* [WRITTEN TASK]
Pick every line from the data that holds the word "расчета".

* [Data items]
##############################

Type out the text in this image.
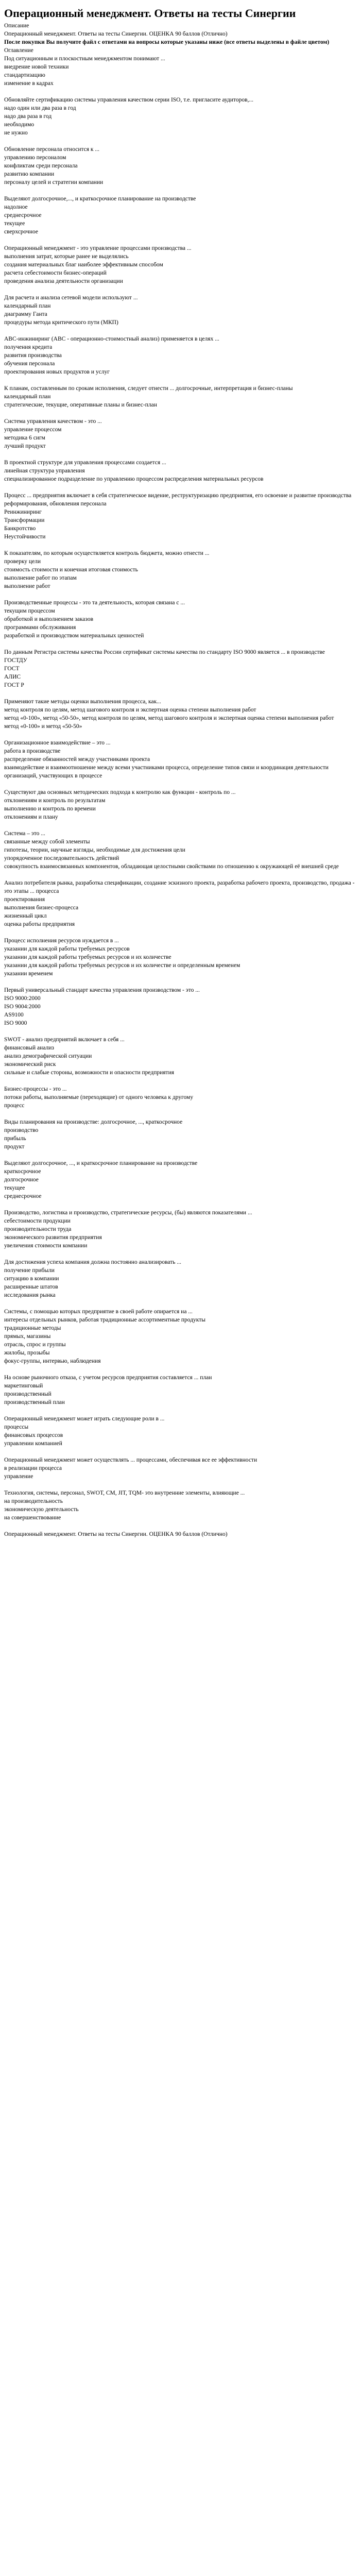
Операционный менеджмент. Ответы на тесты Синергии

Описание

Операционный менеджмент. Ответы на тесты Синергии. ОЦЕНКА 90 баллов (Отлично)

После покупки Вы получите файл с ответами на вопросы которые указаны ниже (все ответы выделены в файле цветом)

Оглавление

Под ситуационным и плоскостным менеджментом понимают ...

внедрение новой техники

стандартизацию

изменение в кадрах

Обновляйте сертификацию системы управления качеством серии ISO, т.е. пригласите аудиторов,...

надо один или два раза в год

надо два раза в год

необходимо

не нужно

Обновление персонала относится к ...

управлению персоналом

конфликтам среди персонала

развитию компании

персоналу целей и стратегии компании

Выделяют долгосрочное,..., и краткосрочное планирование на производстве

надолное

среднесрочное

текущее

сверхсрочное

Операционный менеджмент - это управление процессами производства ...

выполнения затрат, которые ранее не выделялись

создания материальных благ наиболее эффективным способом

расчета себестоимости бизнес-операций

проведения анализа деятельности организации

Для расчета и анализа сетевой модели используют ...

календарный план

диаграмму Ганта

процедуры метода критического пути (МКП)

АВС-инжиниринг (АВС - операционно-стоимостный анализ) применяется в целях ...

получения кредита

развития производства

обучения персонала

проектирования новых продуктов и услуг

К планам, составленным по срокам исполнения, следует отнести ... долгосрочные, интерпретация и бизнес-планы

календарный план

стратегические, текущие, оперативные планы и бизнес-план

Система управления качеством - это ...

управление процессом

методика 6 сигм

лучший продукт

В проектной структуре для управления процессами создается ...

линейная структура управления

специализированное подразделение по управлению процессом распределения материальных ресурсов

Процесс ... предприятия включает в себя стратегическое видение, реструктуризацию предприятия, его освоение и развитие производства

реформирования, обновления персонала

Реинжиниринг

Трансформации

Банкротство

Неустойчивости

К показателям, по которым осуществляется контроль бюджета, можно отнести ...

проверку цели

стоимость стоимости и конечная итоговая стоимость

выполнение работ по этапам

выполнение работ

Производственные процессы - это та деятельность, которая связана с ...

текущим процессом

обработкой и выполнением заказов

программами обслуживания

разработкой и производством материальных ценностей

По данным Регистра системы качества России сертификат системы качества по стандарту ISO 9000 является ... в производстве

ГОСТДУ

ГОСТ

АЛИС

ГОСТ Р

Применяют такие методы оценки выполнения процесса, как...

метод контроля по целям, метод шагового контроля и экспертная оценка степени выполнения работ

метод «0-100», метод «50-50», метод контроля по целям, метод шагового контроля и экспертная оценка степени выполнения работ

метод «0-100» и метод «50-50»

Организационное взаимодействие – это ...

работа в производстве

распределение обязанностей между участниками проекта

взаимодействие и взаимоотношение между всеми участниками процесса, определение типов связи и координация деятельности организаций, участвующих в процессе

Существуют два основных методических подхода к контролю как функции - контроль по ...

отклонениям и контроль по результатам

выполнению и контроль по времени

отклонениям и плану

Система – это ...

связанные между собой элементы

гипотезы, теории, научные взгляды, необходимые для достижения цели

упорядоченное последовательность действий

совокупность взаимосвязанных компонентов, обладающая целостными свойствами по отношению к окружающей её внешней среде

Анализ потребителя рынка, разработка спецификации, создание эскизного проекта, разработка рабочего проекта, производство, продажа - это этапы ... процесса

проектирования

выполнения бизнес-процесса

жизненный цикл

оценка работы предприятия

Процесс исполнения ресурсов нуждается в ...

указании для каждой работы требуемых ресурсов

указании для каждой работы требуемых ресурсов и их количестве

указании для каждой работы требуемых ресурсов и их количестве и определенным временем

указании временем

Первый универсальный стандарт качества управления производством - это ...

ISO 9000:2000

ISO 9004:2000

AS9100

ISO 9000

SWOT - анализ предприятий включает в себя ...

финансовый анализ

анализ демографической ситуации

экономический риск

сильные и слабые стороны, возможности и опасности предприятия

Бизнес-процессы - это ...

потоки работы, выполняемые (переходящие) от одного человека к другому

процесс

Виды планирования на производстве: долгосрочное, ..., краткосрочное

производство

прибыль

продукт

Выделяют долгосрочное, ..., и краткосрочное планирование на производстве

краткосрочное

долгосрочное

текущее

среднесрочное

Производство, логистика и производство, стратегические ресурсы, (бы) являются показателями ...

себестоимости продукции

производительности труда

экономического развития предприятия

увеличения стоимости компании

Для достижения успеха компания должна постоянно анализировать ...

получение прибыли

ситуацию в компании

расширенные штатов

исследования рынка

Системы, с помощью которых предприятие в своей работе опирается на ...

интересы отдельных рынков, работая традиционные ассортиментные продукты

традиционные методы

прямых, магазины

отрасль, спрос и группы

жилобы, прозыбы

фокус-группы, интервью, наблюдения

На основе рыночного отказа, с учетом ресурсов предприятия составляется ... план

маркетинговый

производственный

производственный план

Операционный менеджмент может играть следующие роли в ...

процессы

финансовых процессов

управлении компанией

Операционный менеджмент может осуществлять ... процессами, обеспечивая все ее эффективности

в реализации процесса

управление

Технология, системы, персонал, SWOT, СМ, JIT, TQM- это внутренние элементы, влияющие ...

на производительность

экономическую деятельность

на совершенствование

Операционный менеджмент. Ответы на тесты Синергии. ОЦЕНКА 90 баллов (Отлично)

##############################

* [TASK OUTPUT]
расчета себестоимости бизнес-операций
Для расчета и анализа сетевой модели используют ...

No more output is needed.